• Dataset rows
=-=-=-=-=

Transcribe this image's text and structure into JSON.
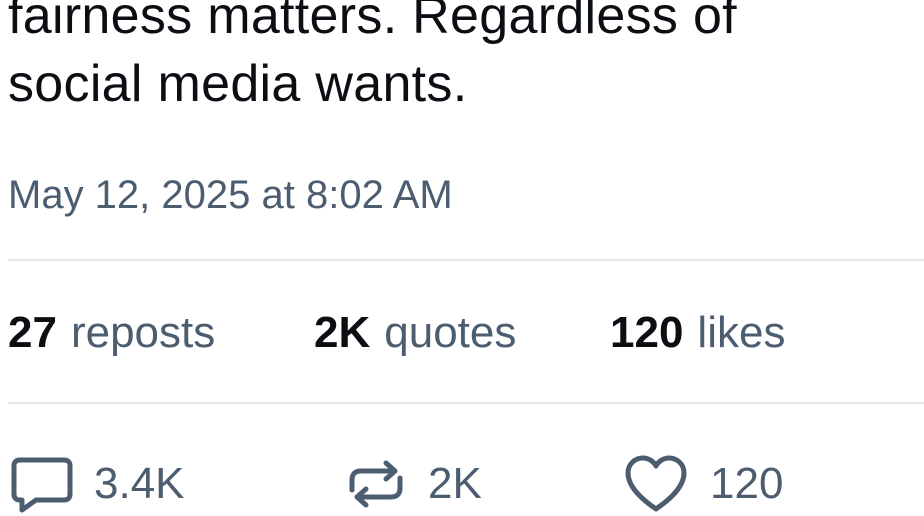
{
  "post": {
    "text_line_1": "fairness matters. Regardless of",
    "text_line_2": "social media wants.",
    "timestamp": "May 12, 2025 at 8:02 AM"
  },
  "stats": {
    "reposts_count": "27",
    "reposts_label": "reposts",
    "quotes_count": "2K",
    "quotes_label": "quotes",
    "likes_count": "120",
    "likes_label": "likes"
  },
  "actions": {
    "reply_count": "3.4K",
    "repost_count": "2K",
    "like_count": "120",
    "reply_icon": "speech-bubble-icon",
    "repost_icon": "repost-arrows-icon",
    "like_icon": "heart-icon"
  },
  "colors": {
    "text": "#0b0f14",
    "secondary": "#4c5d70",
    "divider": "#e4e8ed"
  }
}
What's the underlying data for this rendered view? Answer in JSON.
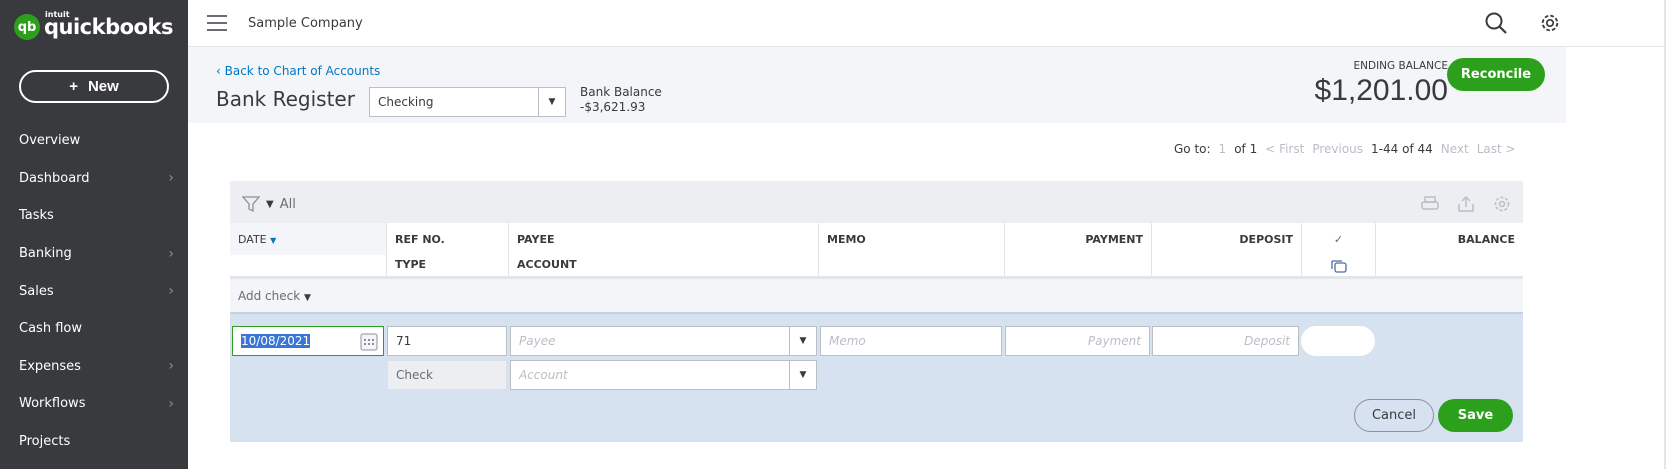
{
  "app": {
    "logo_brand": "intuit",
    "logo_name": "quickbooks",
    "logo_mark": "qb",
    "new_label": "New"
  },
  "sidebar": {
    "items": [
      {
        "label": "Overview",
        "chevron": false
      },
      {
        "label": "Dashboard",
        "chevron": true
      },
      {
        "label": "Tasks",
        "chevron": false
      },
      {
        "label": "Banking",
        "chevron": true
      },
      {
        "label": "Sales",
        "chevron": true
      },
      {
        "label": "Cash flow",
        "chevron": false
      },
      {
        "label": "Expenses",
        "chevron": true
      },
      {
        "label": "Workflows",
        "chevron": true
      },
      {
        "label": "Projects",
        "chevron": false
      }
    ]
  },
  "header": {
    "company": "Sample Company"
  },
  "page": {
    "back_link": "Back to Chart of Accounts",
    "title": "Bank Register",
    "account": "Checking",
    "bank_balance_label": "Bank Balance",
    "bank_balance": "-$3,621.93",
    "ending_balance_label": "ENDING BALANCE",
    "ending_balance": "$1,201.00",
    "reconcile": "Reconcile"
  },
  "pager": {
    "goto": "Go to:",
    "page": "1",
    "of": "of 1",
    "first": "< First",
    "previous": "Previous",
    "range": "1-44 of 44",
    "next": "Next",
    "last": "Last >"
  },
  "filter": {
    "label": "All"
  },
  "columns": {
    "date": "DATE",
    "ref": "REF NO.",
    "type": "TYPE",
    "payee": "PAYEE",
    "account": "ACCOUNT",
    "memo": "MEMO",
    "payment": "PAYMENT",
    "deposit": "DEPOSIT",
    "cleared": "✓",
    "balance": "BALANCE"
  },
  "add_check": "Add check",
  "entry": {
    "date": "10/08/2021",
    "ref": "71",
    "type": "Check",
    "payee_ph": "Payee",
    "account_ph": "Account",
    "memo_ph": "Memo",
    "payment_ph": "Payment",
    "deposit_ph": "Deposit",
    "cancel": "Cancel",
    "save": "Save"
  }
}
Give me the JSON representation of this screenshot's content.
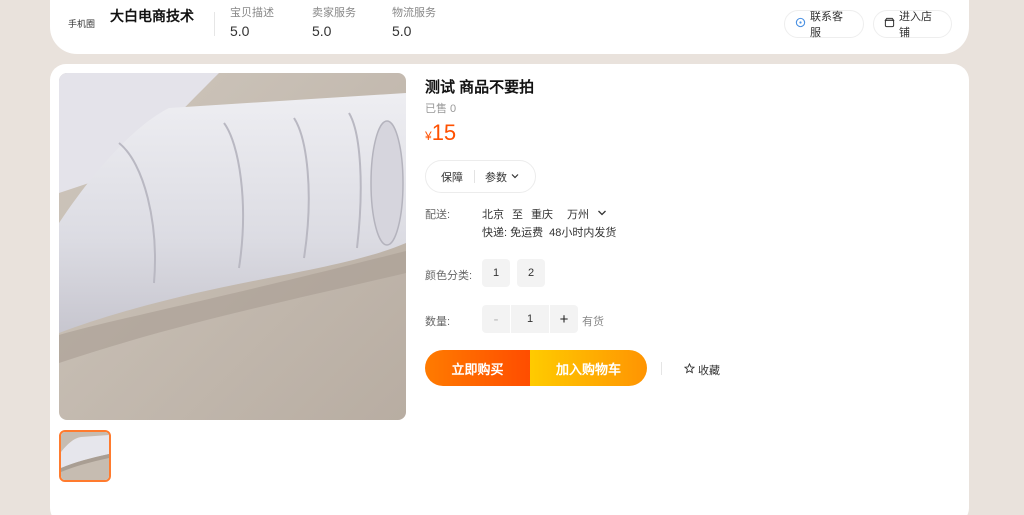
{
  "header": {
    "mobile_link": "手机圈",
    "shop_name": "大白电商技术",
    "scores": [
      {
        "label": "宝贝描述",
        "value": "5.0"
      },
      {
        "label": "卖家服务",
        "value": "5.0"
      },
      {
        "label": "物流服务",
        "value": "5.0"
      }
    ],
    "contact_label": "联系客服",
    "store_label": "进入店铺"
  },
  "product": {
    "title": "测试 商品不要拍",
    "sold": "已售 0",
    "currency": "¥",
    "price": "15",
    "tabs": {
      "guarantee": "保障",
      "params": "参数"
    },
    "shipping": {
      "label": "配送:",
      "from": "北京",
      "to_word": "至",
      "to": "重庆",
      "district": "万州",
      "method": "快递: 免运费",
      "dispatch": "48小时内发货"
    },
    "color": {
      "label": "颜色分类:",
      "options": [
        "1",
        "2"
      ]
    },
    "quantity": {
      "label": "数量:",
      "minus": "-",
      "plus": "+",
      "value": "1",
      "stock": "有货"
    },
    "buy_now": "立即购买",
    "add_cart": "加入购物车",
    "favorite": "收藏"
  },
  "colors": {
    "accent": "#ff5000",
    "buy": "#ff6a00",
    "cart": "#ffb300",
    "thumb_border": "#ff7b2e"
  }
}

=-=-=-=-=

• Requirement
Give the number of lines above in which the word "this" occurs, with nothing else.

• Expected output
3